Exercise details: Print out every line, exactly as written.

Raw records:
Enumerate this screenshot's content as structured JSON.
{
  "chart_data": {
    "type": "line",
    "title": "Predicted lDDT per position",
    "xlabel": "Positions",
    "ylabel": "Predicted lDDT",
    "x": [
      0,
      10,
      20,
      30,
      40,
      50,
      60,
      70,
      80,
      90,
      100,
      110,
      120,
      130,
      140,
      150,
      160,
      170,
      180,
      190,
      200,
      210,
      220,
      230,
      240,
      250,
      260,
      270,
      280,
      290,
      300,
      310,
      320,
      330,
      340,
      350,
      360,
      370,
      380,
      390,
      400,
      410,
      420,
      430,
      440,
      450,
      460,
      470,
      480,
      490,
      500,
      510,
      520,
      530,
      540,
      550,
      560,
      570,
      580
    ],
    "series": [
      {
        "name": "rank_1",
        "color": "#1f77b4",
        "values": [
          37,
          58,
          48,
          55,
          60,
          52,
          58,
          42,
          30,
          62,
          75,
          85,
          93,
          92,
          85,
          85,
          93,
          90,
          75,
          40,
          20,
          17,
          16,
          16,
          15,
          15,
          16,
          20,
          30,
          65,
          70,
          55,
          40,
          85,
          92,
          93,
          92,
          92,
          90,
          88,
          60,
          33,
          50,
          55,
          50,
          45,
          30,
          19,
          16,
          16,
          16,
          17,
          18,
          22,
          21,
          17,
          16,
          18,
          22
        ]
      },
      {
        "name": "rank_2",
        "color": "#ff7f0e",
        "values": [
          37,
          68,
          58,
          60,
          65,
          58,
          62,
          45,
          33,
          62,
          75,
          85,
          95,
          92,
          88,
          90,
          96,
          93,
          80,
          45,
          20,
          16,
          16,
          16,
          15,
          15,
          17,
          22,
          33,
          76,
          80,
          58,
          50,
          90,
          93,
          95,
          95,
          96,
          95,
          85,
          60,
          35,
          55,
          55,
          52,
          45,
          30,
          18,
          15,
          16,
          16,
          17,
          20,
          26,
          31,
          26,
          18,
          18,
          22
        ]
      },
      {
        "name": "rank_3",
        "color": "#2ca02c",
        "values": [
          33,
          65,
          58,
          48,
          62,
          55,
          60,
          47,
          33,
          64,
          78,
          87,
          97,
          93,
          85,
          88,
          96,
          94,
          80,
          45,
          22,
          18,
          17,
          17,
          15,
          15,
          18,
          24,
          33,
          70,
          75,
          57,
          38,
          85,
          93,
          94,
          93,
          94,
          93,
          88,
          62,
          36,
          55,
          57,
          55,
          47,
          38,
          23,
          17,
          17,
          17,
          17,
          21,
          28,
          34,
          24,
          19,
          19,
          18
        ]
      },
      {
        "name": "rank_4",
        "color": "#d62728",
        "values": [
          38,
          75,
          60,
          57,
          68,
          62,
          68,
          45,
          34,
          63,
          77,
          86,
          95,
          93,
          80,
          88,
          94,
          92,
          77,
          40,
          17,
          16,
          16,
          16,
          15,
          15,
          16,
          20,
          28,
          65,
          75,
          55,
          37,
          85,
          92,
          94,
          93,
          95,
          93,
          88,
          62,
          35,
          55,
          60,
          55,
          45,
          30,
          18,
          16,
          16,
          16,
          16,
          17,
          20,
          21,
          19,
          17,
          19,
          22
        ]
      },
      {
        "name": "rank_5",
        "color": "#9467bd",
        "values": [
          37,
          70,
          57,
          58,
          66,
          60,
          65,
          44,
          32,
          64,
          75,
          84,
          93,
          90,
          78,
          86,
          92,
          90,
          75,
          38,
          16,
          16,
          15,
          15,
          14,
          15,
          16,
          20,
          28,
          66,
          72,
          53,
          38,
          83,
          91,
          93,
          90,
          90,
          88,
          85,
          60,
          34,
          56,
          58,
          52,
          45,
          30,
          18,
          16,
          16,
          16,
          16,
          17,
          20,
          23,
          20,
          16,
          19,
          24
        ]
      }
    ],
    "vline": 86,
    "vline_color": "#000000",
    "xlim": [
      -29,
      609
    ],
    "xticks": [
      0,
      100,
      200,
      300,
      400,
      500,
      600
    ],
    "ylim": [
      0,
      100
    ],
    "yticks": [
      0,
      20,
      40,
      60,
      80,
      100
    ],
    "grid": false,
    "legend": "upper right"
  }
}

Exercise response:
Enumerate this screenshot's content as structured JSON.
{
  "chart_data": {
    "type": "line",
    "title": "Predicted lDDT per position",
    "xlabel": "Positions",
    "ylabel": "Predicted lDDT",
    "x": [
      0,
      10,
      20,
      30,
      40,
      50,
      60,
      70,
      80,
      90,
      100,
      110,
      120,
      130,
      140,
      150,
      160,
      170,
      180,
      190,
      200,
      210,
      220,
      230,
      240,
      250,
      260,
      270,
      280,
      290,
      300,
      310,
      320,
      330,
      340,
      350,
      360,
      370,
      380,
      390,
      400,
      410,
      420,
      430,
      440,
      450,
      460,
      470,
      480,
      490,
      500,
      510,
      520,
      530,
      540,
      550,
      560,
      570,
      580
    ],
    "series": [
      {
        "name": "rank_1",
        "color": "#1f77b4",
        "values": [
          37,
          58,
          48,
          55,
          60,
          52,
          58,
          42,
          30,
          62,
          75,
          85,
          93,
          92,
          85,
          85,
          93,
          90,
          75,
          40,
          20,
          17,
          16,
          16,
          15,
          15,
          16,
          20,
          30,
          65,
          70,
          55,
          40,
          85,
          92,
          93,
          92,
          92,
          90,
          88,
          60,
          33,
          50,
          55,
          50,
          45,
          30,
          19,
          16,
          16,
          16,
          17,
          18,
          22,
          21,
          17,
          16,
          18,
          22
        ]
      },
      {
        "name": "rank_2",
        "color": "#ff7f0e",
        "values": [
          37,
          68,
          58,
          60,
          65,
          58,
          62,
          45,
          33,
          62,
          75,
          85,
          95,
          92,
          88,
          90,
          96,
          93,
          80,
          45,
          20,
          16,
          16,
          16,
          15,
          15,
          17,
          22,
          33,
          76,
          80,
          58,
          50,
          90,
          93,
          95,
          95,
          96,
          95,
          85,
          60,
          35,
          55,
          55,
          52,
          45,
          30,
          18,
          15,
          16,
          16,
          17,
          20,
          26,
          31,
          26,
          18,
          18,
          22
        ]
      },
      {
        "name": "rank_3",
        "color": "#2ca02c",
        "values": [
          33,
          65,
          58,
          48,
          62,
          55,
          60,
          47,
          33,
          64,
          78,
          87,
          97,
          93,
          85,
          88,
          96,
          94,
          80,
          45,
          22,
          18,
          17,
          17,
          15,
          15,
          18,
          24,
          33,
          70,
          75,
          57,
          38,
          85,
          93,
          94,
          93,
          94,
          93,
          88,
          62,
          36,
          55,
          57,
          55,
          47,
          38,
          23,
          17,
          17,
          17,
          17,
          21,
          28,
          34,
          24,
          19,
          19,
          18
        ]
      },
      {
        "name": "rank_4",
        "color": "#d62728",
        "values": [
          38,
          75,
          60,
          57,
          68,
          62,
          68,
          45,
          34,
          63,
          77,
          86,
          95,
          93,
          80,
          88,
          94,
          92,
          77,
          40,
          17,
          16,
          16,
          16,
          15,
          15,
          16,
          20,
          28,
          65,
          75,
          55,
          37,
          85,
          92,
          94,
          93,
          95,
          93,
          88,
          62,
          35,
          55,
          60,
          55,
          45,
          30,
          18,
          16,
          16,
          16,
          16,
          17,
          20,
          21,
          19,
          17,
          19,
          22
        ]
      },
      {
        "name": "rank_5",
        "color": "#9467bd",
        "values": [
          37,
          70,
          57,
          58,
          66,
          60,
          65,
          44,
          32,
          64,
          75,
          84,
          93,
          90,
          78,
          86,
          92,
          90,
          75,
          38,
          16,
          16,
          15,
          15,
          14,
          15,
          16,
          20,
          28,
          66,
          72,
          53,
          38,
          83,
          91,
          93,
          90,
          90,
          88,
          85,
          60,
          34,
          56,
          58,
          52,
          45,
          30,
          18,
          16,
          16,
          16,
          16,
          17,
          20,
          23,
          20,
          16,
          19,
          24
        ]
      }
    ],
    "vline": 86,
    "vline_color": "#000000",
    "xlim": [
      -29,
      609
    ],
    "xticks": [
      0,
      100,
      200,
      300,
      400,
      500,
      600
    ],
    "ylim": [
      0,
      100
    ],
    "yticks": [
      0,
      20,
      40,
      60,
      80,
      100
    ],
    "grid": false,
    "legend": "upper right"
  }
}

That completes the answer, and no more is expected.